# [REQUIREMENT 1]
From the piece on the German church summit, reproduce the passage between "The recent manipulation" and "heading of modernism.", inclusive.

# [TEXT TO READ]
The recent manipulation of the Amazonian synod by German churchmen and now their own two-year summit hints at a coming religious revolution. It echoes the division and devastation enacted by Martin Luther. The disgruntled monk similarly sought alliances with dissenting religious leaders and earthly rulers. The princes of old are gone but the secular politics of the world are still every bit as opposed to the interests of the Catholic Church as they were before. While Catholicism has moved forward at the pace dictated by providence and the Holy Spirit; we are again a church plagued by scandals and not with one heresy but assaulted by all of them under the heading of modernism.
The German Summit Begins
The first assembly for the German summit was from January 30 to February 1, 2020. Pointing to an atmosphere of rebellion, Cardinal Reinhard Marx made it clear last year that this synod would continue despite objections from Pope Francis. Arguably more Protestant than Catholic, the Central Committee of German Catholics rebuked Pope Francis for a “lack of courage for real reforms” after the promulgation of his Post-Synodal Exhortation (To the People of God and to All Persons of Good Will the Church in the Amazon). Disappointed, but unwilling to give in on the reforms he has championed, Cardinal Marx of Münich asserted that the topics from the synod were “by no means off the table.”
If the subject matter is something that cannot be changed then what is the purpose of such discussions? Are we stirring the pot to ferment trouble or might we find answers that respect the truth, tradition and the needs of a changing world? Praxis must follow and safeguard doctrinal truth. When it takes the lead there is no assurance that it is in fidelity with what is right or good. Further, we must be honest as to the sources of formation. Are new ideas and stratagems emerging from revelation and the sources of doctrine or from outside the parameters of our constant faith? Religious relativism and indifference have now made space for defection to other “denominations” or even for the faithless slide into the new atheism. It seems to me that such was unavoidable given the relativism of truth to human whim and secular expediency.
Artificial Contraception
While all Christian churches condemned artificial contraception for 1,900 years, today Catholicism is viewed by her own congregants as backward and out-of-sync among liberal and conservative believers alike. Back in the 1960’s and the first days of the Vatican reforms and Humanae Vitae, the controversy on this issue should have awakened us to the core problem that would revisit us in other matters ready to explode like divorce, abortion and same-sex bonds.

# [DATASET ENTRIES]
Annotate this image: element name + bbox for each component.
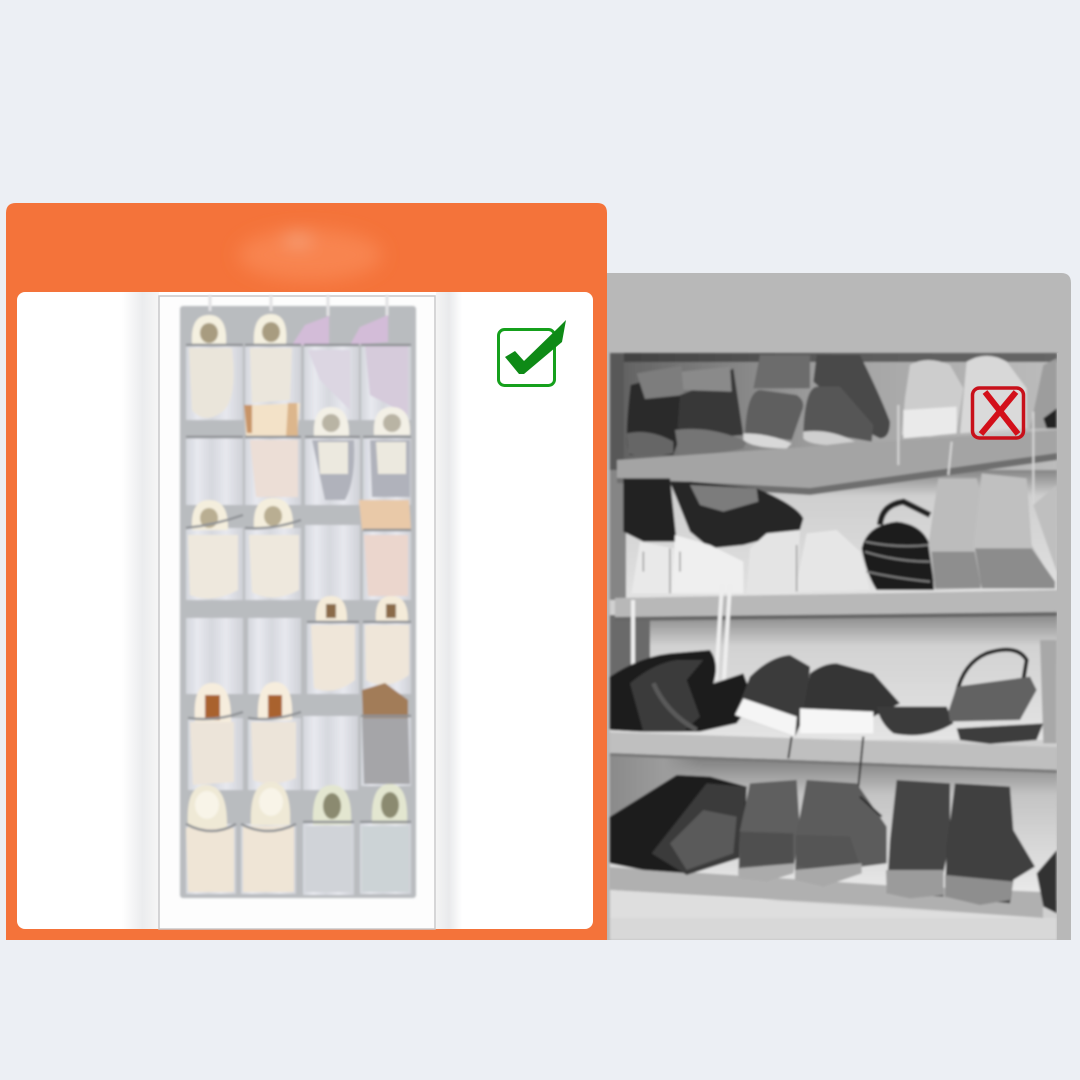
second shelf shoes <box>623 473 1057 593</box>
panel: organizer (orange card) <box>6 203 607 940</box>
bottom shelf shoes <box>610 775 1057 913</box>
gray margin right of photo <box>1057 353 1071 940</box>
strip under cards <box>0 940 1080 1080</box>
photo: grayscale shoe shelves <box>610 353 1057 940</box>
shelf walls <box>610 353 1057 900</box>
sneakers row 4 <box>316 596 347 622</box>
gray sneakers row 2 <box>314 407 349 437</box>
brown sandal row 5 <box>362 683 408 718</box>
pocket trim highlights <box>186 345 411 831</box>
shelf 4 <box>610 867 1043 918</box>
blurred logo smudge <box>238 229 382 281</box>
photo: hanging shoe organizer <box>180 295 416 898</box>
icon: green check badge <box>498 320 566 386</box>
door frame side band right <box>436 292 462 929</box>
wedge pair row 2 <box>244 403 300 437</box>
top shelf shoes <box>627 355 1057 505</box>
pockets <box>186 345 411 895</box>
hanging hooks <box>210 295 387 316</box>
shelf 2 <box>615 590 1057 618</box>
organizer backing <box>180 306 416 898</box>
sneakers row 1 <box>192 315 226 345</box>
shelf 3 <box>610 732 1057 770</box>
panel: cluttered shelves (gray card) <box>600 273 1071 940</box>
icon: red cross badge <box>972 388 1024 438</box>
door frame side band left <box>122 292 159 929</box>
sneakers row 3 <box>192 500 228 530</box>
third shelf shoes <box>610 640 1057 787</box>
sneakers row 5 <box>195 683 231 722</box>
floral shoes row 6 <box>313 785 351 825</box>
shelf 1 <box>617 430 1057 488</box>
pink heels row 1 <box>292 316 329 345</box>
door <box>159 296 435 929</box>
wedge pair row 3 <box>359 500 411 530</box>
cream flats row 6 <box>188 785 227 828</box>
hanging laces <box>633 585 730 680</box>
white image area <box>17 292 593 929</box>
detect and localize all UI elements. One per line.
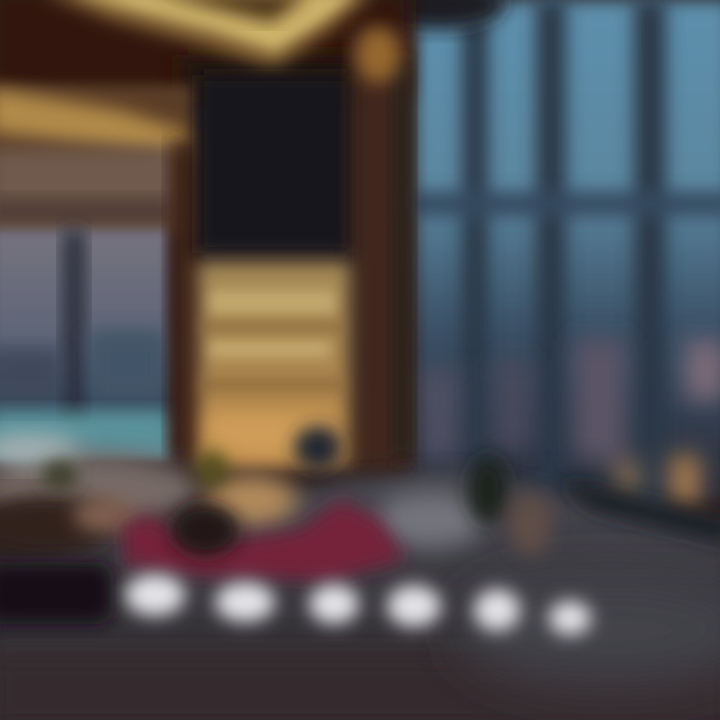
- lower window glow: [420, 340, 720, 505]
- panel: lounge seating left: [0, 434, 200, 624]
- panel: dark navy wall panel: [198, 75, 353, 253]
- panel: left wall and cove light: [0, 85, 195, 235]
- panel: left windows: [0, 140, 200, 460]
- dark corner top: [375, 0, 505, 29]
- icon: plants: [42, 426, 552, 555]
- panel: ceiling: [0, 0, 410, 95]
- panel: golden lit wall: [198, 262, 350, 467]
- panel: red carpet: [122, 500, 405, 580]
- icon: row of white lights: [125, 574, 591, 635]
- window pillars: [405, 0, 720, 520]
- dark right edge floor shadow: [560, 480, 720, 545]
- panel: floor: [0, 470, 720, 720]
- ceiling gold light band: [40, 0, 375, 68]
- panel: right window wall: [375, 0, 720, 520]
- panel: wooden column: [352, 27, 412, 470]
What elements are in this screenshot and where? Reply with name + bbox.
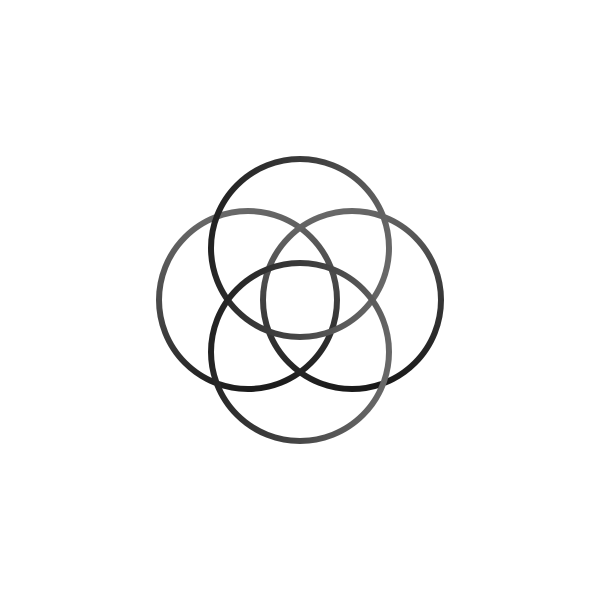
top circle [211,159,389,337]
bottom circle [211,263,389,441]
left circle [159,211,337,389]
right circle [263,211,441,389]
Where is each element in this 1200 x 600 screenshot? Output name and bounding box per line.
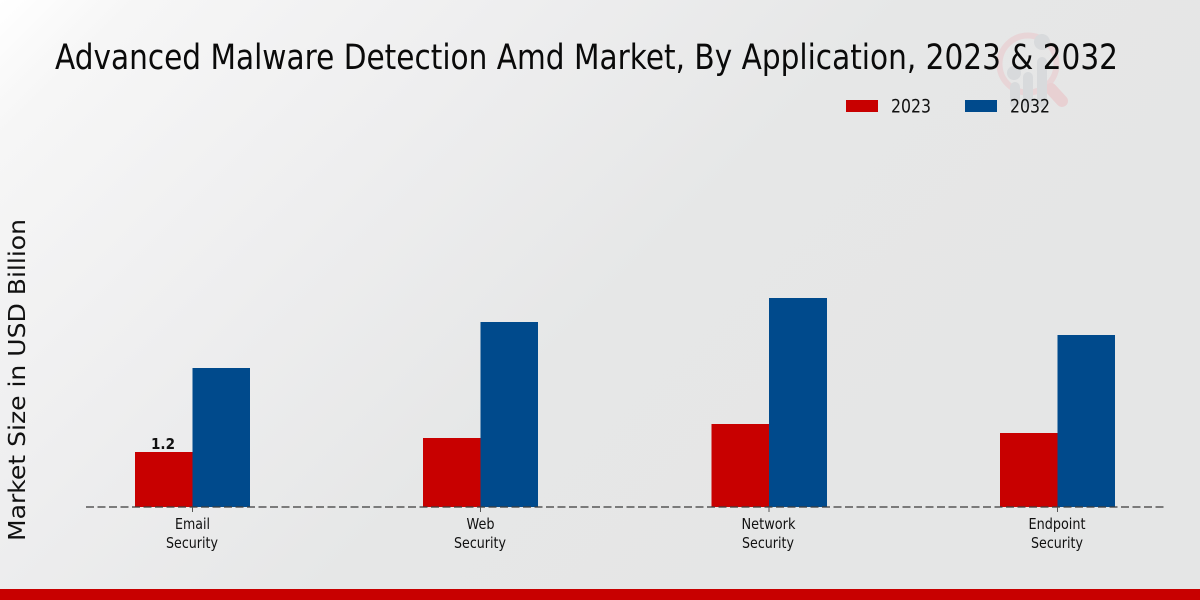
bars: Email Security	[135, 368, 250, 507]
data label: 1.2	[151, 435, 175, 453]
legend label 2032: 2032	[1010, 96, 1050, 118]
axis label: Endpoint Security: Security	[1031, 534, 1083, 552]
legend	[846, 96, 1050, 118]
legend label 2023: 2023	[891, 96, 931, 118]
axis label: Endpoint Security: Endpoint	[1028, 515, 1086, 533]
y axis label: Market Size in USD Billion	[5, 219, 31, 541]
axis label: Network Security: Network	[742, 515, 796, 533]
bar chart	[86, 298, 1164, 552]
axis ticks	[192, 507, 1058, 512]
axis label: Web Security: Web	[466, 515, 494, 533]
axis label: Web Security: Security	[454, 534, 506, 552]
legend swatch 2023	[846, 100, 878, 112]
bars: Web Security	[423, 322, 538, 507]
axis label: Email Security: Email	[175, 515, 210, 533]
icon: watermark magnifier logo	[1000, 34, 1062, 108]
axis label: Network Security: Security	[742, 534, 794, 552]
bars: Endpoint Security	[1000, 335, 1115, 507]
axis label: Email Security: Security	[166, 534, 218, 552]
axis baseline	[86, 506, 1164, 508]
bars: Network Security	[712, 298, 827, 507]
footer bar	[0, 589, 1200, 600]
legend swatch 2032	[965, 100, 997, 112]
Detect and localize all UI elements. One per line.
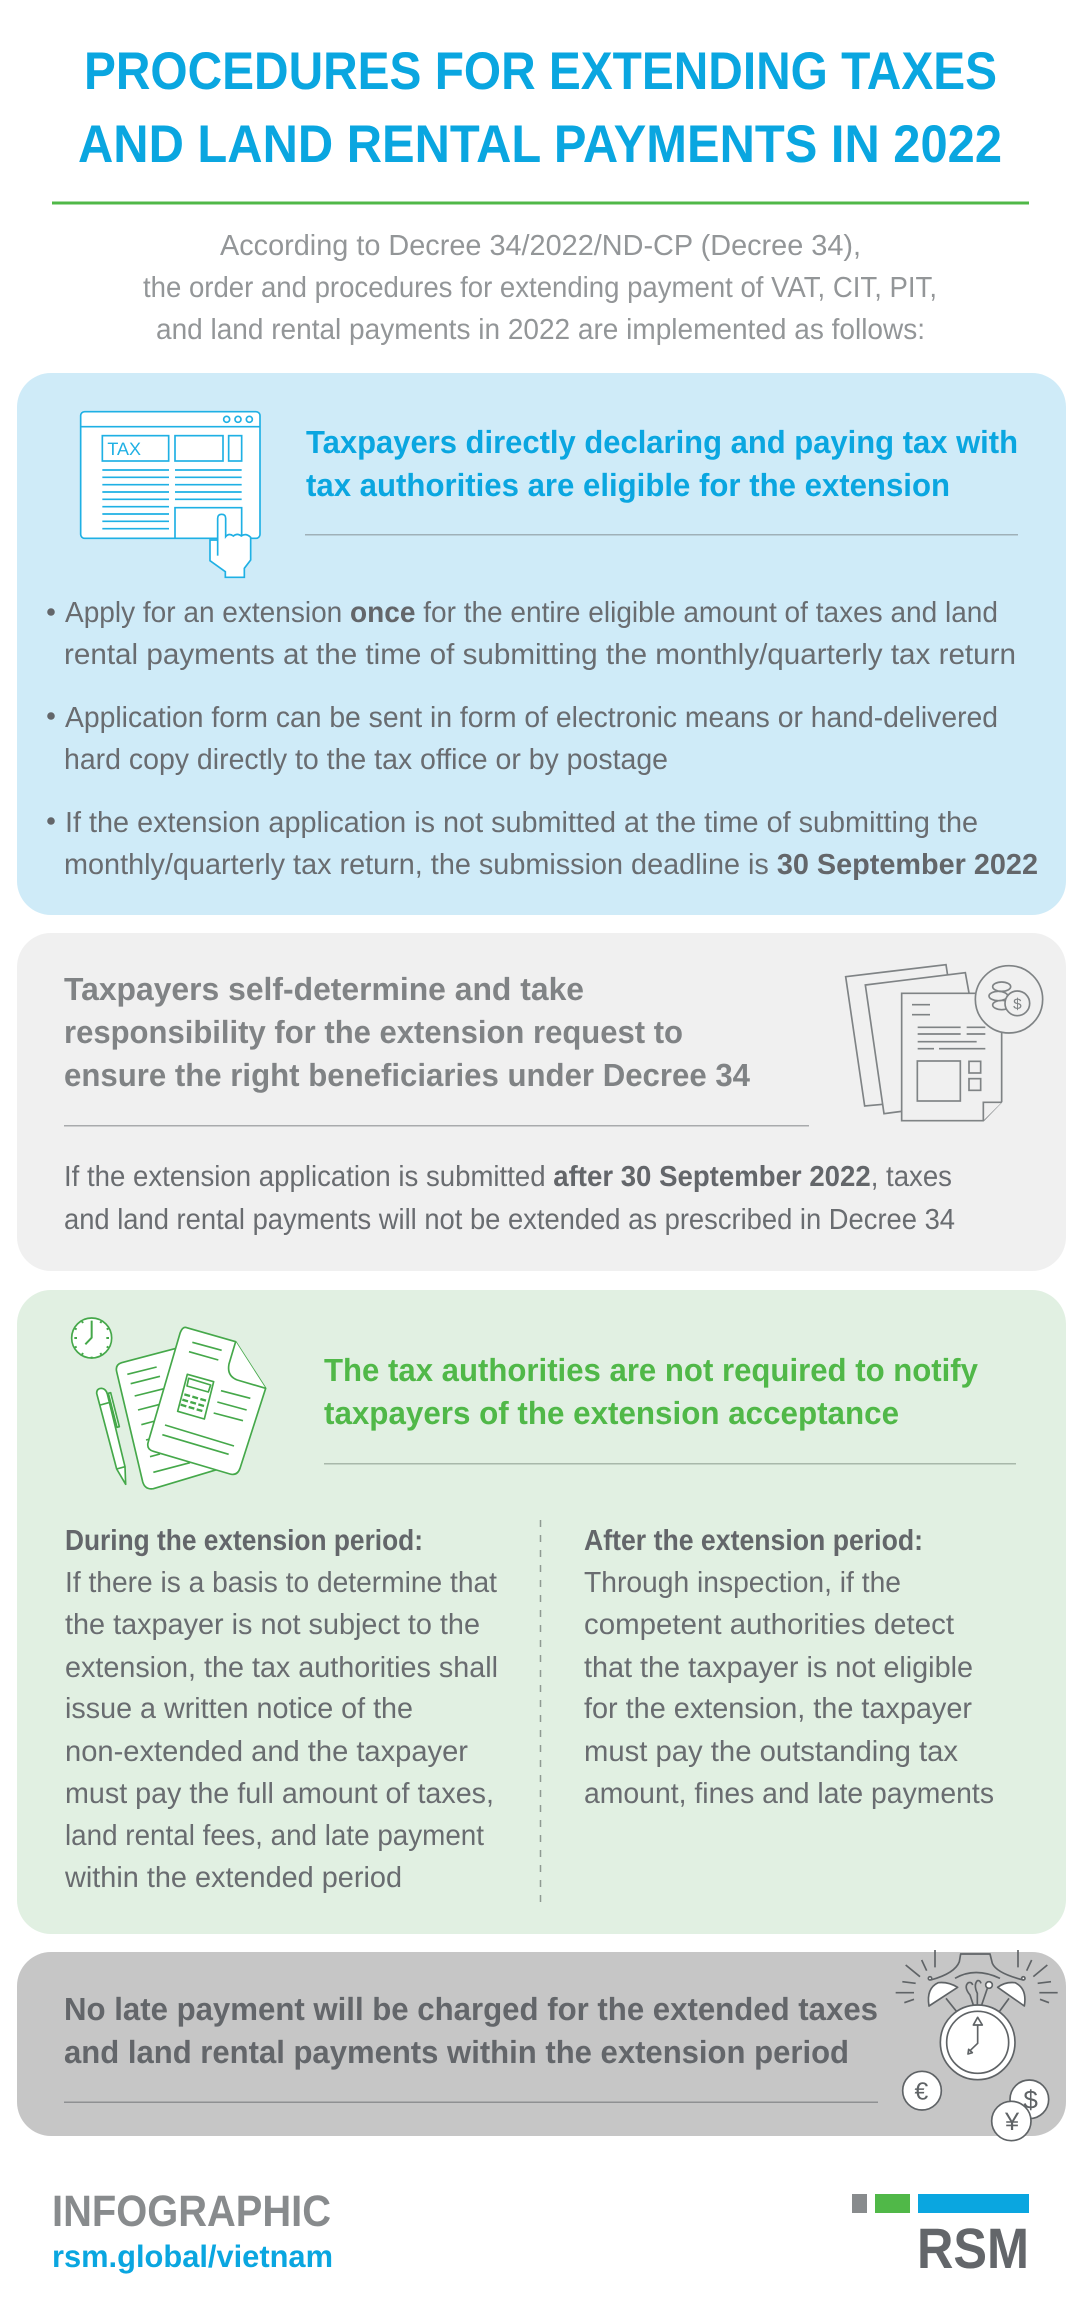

# [REQUIREMENT 2]
In the records, copy the lines between the line holding "second shelf shoes" and the line holding "pink heels row 1 <box>292 316 329 345</box>", inclusive.

# [OUTPUT 1]
The recent manipulation of the Amazonian synod by German churchmen and now their own two-year summit hints at a coming religious revolution. It echoes the division and devastation enacted by Martin Luther. The disgruntled monk similarly sought alliances with dissenting religious leaders and earthly rulers. The princes of old are gone but the secular politics of the world are still every bit as opposed to the interests of the Catholic Church as they were before. While Catholicism has moved forward at the pace dictated by providence and the Holy Spirit; we are again a church plagued by scandals and not with one heresy but assaulted by all of them under the heading of modernism.

# [OUTPUT 2]
second shelf shoes <box>623 473 1057 593</box>
panel: organizer (orange card) <box>6 203 607 940</box>
bottom shelf shoes <box>610 775 1057 913</box>
gray margin right of photo <box>1057 353 1071 940</box>
strip under cards <box>0 940 1080 1080</box>
photo: grayscale shoe shelves <box>610 353 1057 940</box>
shelf walls <box>610 353 1057 900</box>
sneakers row 4 <box>316 596 347 622</box>
gray sneakers row 2 <box>314 407 349 437</box>
brown sandal row 5 <box>362 683 408 718</box>
pocket trim highlights <box>186 345 411 831</box>
shelf 4 <box>610 867 1043 918</box>
blurred logo smudge <box>238 229 382 281</box>
photo: hanging shoe organizer <box>180 295 416 898</box>
icon: green check badge <box>498 320 566 386</box>
door frame side band right <box>436 292 462 929</box>
wedge pair row 2 <box>244 403 300 437</box>
top shelf shoes <box>627 355 1057 505</box>
pockets <box>186 345 411 895</box>
hanging hooks <box>210 295 387 316</box>
shelf 2 <box>615 590 1057 618</box>
organizer backing <box>180 306 416 898</box>
sneakers row 1 <box>192 315 226 345</box>
shelf 3 <box>610 732 1057 770</box>
panel: cluttered shelves (gray card) <box>600 273 1071 940</box>
icon: red cross badge <box>972 388 1024 438</box>
door frame side band left <box>122 292 159 929</box>
sneakers row 3 <box>192 500 228 530</box>
third shelf shoes <box>610 640 1057 787</box>
sneakers row 5 <box>195 683 231 722</box>
floral shoes row 6 <box>313 785 351 825</box>
shelf 1 <box>617 430 1057 488</box>
pink heels row 1 <box>292 316 329 345</box>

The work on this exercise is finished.